● WHAT TO DO: Print the data that follows exactly.

* Start RECORD LIST *

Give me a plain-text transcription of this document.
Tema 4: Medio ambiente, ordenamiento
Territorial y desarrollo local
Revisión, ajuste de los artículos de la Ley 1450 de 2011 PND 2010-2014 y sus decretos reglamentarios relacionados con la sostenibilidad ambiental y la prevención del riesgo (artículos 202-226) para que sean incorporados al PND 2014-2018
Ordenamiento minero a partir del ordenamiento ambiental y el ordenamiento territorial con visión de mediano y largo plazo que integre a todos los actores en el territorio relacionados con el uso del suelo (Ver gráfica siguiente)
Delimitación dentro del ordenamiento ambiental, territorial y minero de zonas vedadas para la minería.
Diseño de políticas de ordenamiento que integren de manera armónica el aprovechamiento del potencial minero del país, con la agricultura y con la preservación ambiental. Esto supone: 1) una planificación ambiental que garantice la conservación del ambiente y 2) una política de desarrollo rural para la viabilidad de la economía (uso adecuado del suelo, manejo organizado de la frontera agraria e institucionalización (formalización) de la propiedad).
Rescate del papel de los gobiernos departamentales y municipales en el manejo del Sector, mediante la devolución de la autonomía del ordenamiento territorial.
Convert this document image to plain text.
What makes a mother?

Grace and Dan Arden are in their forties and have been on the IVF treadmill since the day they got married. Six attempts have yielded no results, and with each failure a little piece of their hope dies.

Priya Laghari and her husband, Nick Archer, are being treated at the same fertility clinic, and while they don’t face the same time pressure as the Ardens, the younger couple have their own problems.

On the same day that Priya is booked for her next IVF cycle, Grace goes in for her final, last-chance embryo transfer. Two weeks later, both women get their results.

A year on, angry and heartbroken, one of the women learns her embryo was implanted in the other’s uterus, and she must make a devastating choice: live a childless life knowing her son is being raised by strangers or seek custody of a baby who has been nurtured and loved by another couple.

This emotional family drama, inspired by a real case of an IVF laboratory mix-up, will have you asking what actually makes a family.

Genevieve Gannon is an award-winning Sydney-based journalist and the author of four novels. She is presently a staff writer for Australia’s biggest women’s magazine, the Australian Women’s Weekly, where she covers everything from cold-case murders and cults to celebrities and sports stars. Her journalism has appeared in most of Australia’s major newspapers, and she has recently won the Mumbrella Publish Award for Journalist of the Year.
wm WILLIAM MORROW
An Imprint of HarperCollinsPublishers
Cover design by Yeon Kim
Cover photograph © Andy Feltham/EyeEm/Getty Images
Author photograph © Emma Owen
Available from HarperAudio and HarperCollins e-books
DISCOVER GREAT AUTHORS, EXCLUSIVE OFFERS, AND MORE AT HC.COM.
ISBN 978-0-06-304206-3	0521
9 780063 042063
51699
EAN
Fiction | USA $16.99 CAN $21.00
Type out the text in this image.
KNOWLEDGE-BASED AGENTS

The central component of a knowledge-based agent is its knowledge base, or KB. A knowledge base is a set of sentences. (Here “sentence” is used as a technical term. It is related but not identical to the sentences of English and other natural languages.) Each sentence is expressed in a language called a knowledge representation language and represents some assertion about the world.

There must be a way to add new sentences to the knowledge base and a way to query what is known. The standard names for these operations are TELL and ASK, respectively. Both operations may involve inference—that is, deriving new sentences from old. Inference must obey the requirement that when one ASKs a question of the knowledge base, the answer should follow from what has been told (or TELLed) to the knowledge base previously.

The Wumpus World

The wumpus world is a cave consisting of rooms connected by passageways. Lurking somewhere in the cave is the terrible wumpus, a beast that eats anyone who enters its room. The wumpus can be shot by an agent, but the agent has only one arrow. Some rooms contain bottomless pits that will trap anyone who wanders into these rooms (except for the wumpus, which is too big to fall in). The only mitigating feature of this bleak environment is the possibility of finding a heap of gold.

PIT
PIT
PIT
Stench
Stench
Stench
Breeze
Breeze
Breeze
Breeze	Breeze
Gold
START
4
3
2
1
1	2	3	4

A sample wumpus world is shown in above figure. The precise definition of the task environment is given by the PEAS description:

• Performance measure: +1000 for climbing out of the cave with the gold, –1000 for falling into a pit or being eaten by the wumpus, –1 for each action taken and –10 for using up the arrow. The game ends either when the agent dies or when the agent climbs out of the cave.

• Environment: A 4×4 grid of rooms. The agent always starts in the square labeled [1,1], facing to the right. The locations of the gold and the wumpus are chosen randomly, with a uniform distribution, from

* End RECORD LIST *

● EXERCISE RESULT:
Give me a plain-text transcription of this document.
Tema 4: Medio ambiente, ordenamiento
Territorial y desarrollo local
Revisión, ajuste de los artículos de la Ley 1450 de 2011 PND 2010-2014 y sus decretos reglamentarios relacionados con la sostenibilidad ambiental y la prevención del riesgo (artículos 202-226) para que sean incorporados al PND 2014-2018
Ordenamiento minero a partir del ordenamiento ambiental y el ordenamiento territorial con visión de mediano y largo plazo que integre a todos los actores en el territorio relacionados con el uso del suelo (Ver gráfica siguiente)
Delimitación dentro del ordenamiento ambiental, territorial y minero de zonas vedadas para la minería.
Diseño de políticas de ordenamiento que integren de manera armónica el aprovechamiento del potencial minero del país, con la agricultura y con la preservación ambiental. Esto supone: 1) una planificación ambiental que garantice la conservación del ambiente y 2) una política de desarrollo rural para la viabilidad de la economía (uso adecuado del suelo, manejo organizado de la frontera agraria e institucionalización (formalización) de la propiedad).
Rescate del papel de los gobiernos departamentales y municipales en el manejo del Sector, mediante la devolución de la autonomía del ordenamiento territorial.
Convert this document image to plain text.
What makes a mother?

Grace and Dan Arden are in their forties and have been on the IVF treadmill since the day they got married. Six attempts have yielded no results, and with each failure a little piece of their hope dies.

Priya Laghari and her husband, Nick Archer, are being treated at the same fertility clinic, and while they don’t face the same time pressure as the Ardens, the younger couple have their own problems.

On the same day that Priya is booked for her next IVF cycle, Grace goes in for her final, last-chance embryo transfer. Two weeks later, both women get their results.

A year on, angry and heartbroken, one of the women learns her embryo was implanted in the other’s uterus, and she must make a devastating choice: live a childless life knowing her son is being raised by strangers or seek custody of a baby who has been nurtured and loved by another couple.

This emotional family drama, inspired by a real case of an IVF laboratory mix-up, will have you asking what actually makes a family.

Genevieve Gannon is an award-winning Sydney-based journalist and the author of four novels. She is presently a staff writer for Australia’s biggest women’s magazine, the Australian Women’s Weekly, where she covers everything from cold-case murders and cults to celebrities and sports stars. Her journalism has appeared in most of Australia’s major newspapers, and she has recently won the Mumbrella Publish Award for Journalist of the Year.
wm WILLIAM MORROW
An Imprint of HarperCollinsPublishers
Cover design by Yeon Kim
Cover photograph © Andy Feltham/EyeEm/Getty Images
Author photograph © Emma Owen
Available from HarperAudio and HarperCollins e-books
DISCOVER GREAT AUTHORS, EXCLUSIVE OFFERS, AND MORE AT HC.COM.
ISBN 978-0-06-304206-3	0521
9 780063 042063
51699
EAN
Fiction | USA $16.99 CAN $21.00
Type out the text in this image.
KNOWLEDGE-BASED AGENTS

The central component of a knowledge-based agent is its knowledge base, or KB. A knowledge base is a set of sentences. (Here “sentence” is used as a technical term. It is related but not identical to the sentences of English and other natural languages.) Each sentence is expressed in a language called a knowledge representation language and represents some assertion about the world.

There must be a way to add new sentences to the knowledge base and a way to query what is known. The standard names for these operations are TELL and ASK, respectively. Both operations may involve inference—that is, deriving new sentences from old. Inference must obey the requirement that when one ASKs a question of the knowledge base, the answer should follow from what has been told (or TELLed) to the knowledge base previously.

The Wumpus World

The wumpus world is a cave consisting of rooms connected by passageways. Lurking somewhere in the cave is the terrible wumpus, a beast that eats anyone who enters its room. The wumpus can be shot by an agent, but the agent has only one arrow. Some rooms contain bottomless pits that will trap anyone who wanders into these rooms (except for the wumpus, which is too big to fall in). The only mitigating feature of this bleak environment is the possibility of finding a heap of gold.

PIT
PIT
PIT
Stench
Stench
Stench
Breeze
Breeze
Breeze
Breeze	Breeze
Gold
START
4
3
2
1
1	2	3	4

A sample wumpus world is shown in above figure. The precise definition of the task environment is given by the PEAS description:

• Performance measure: +1000 for climbing out of the cave with the gold, –1000 for falling into a pit or being eaten by the wumpus, –1 for each action taken and –10 for using up the arrow. The game ends either when the agent dies or when the agent climbs out of the cave.

• Environment: A 4×4 grid of rooms. The agent always starts in the square labeled [1,1], facing to the right. The locations of the gold and the wumpus are chosen randomly, with a uniform distribution, from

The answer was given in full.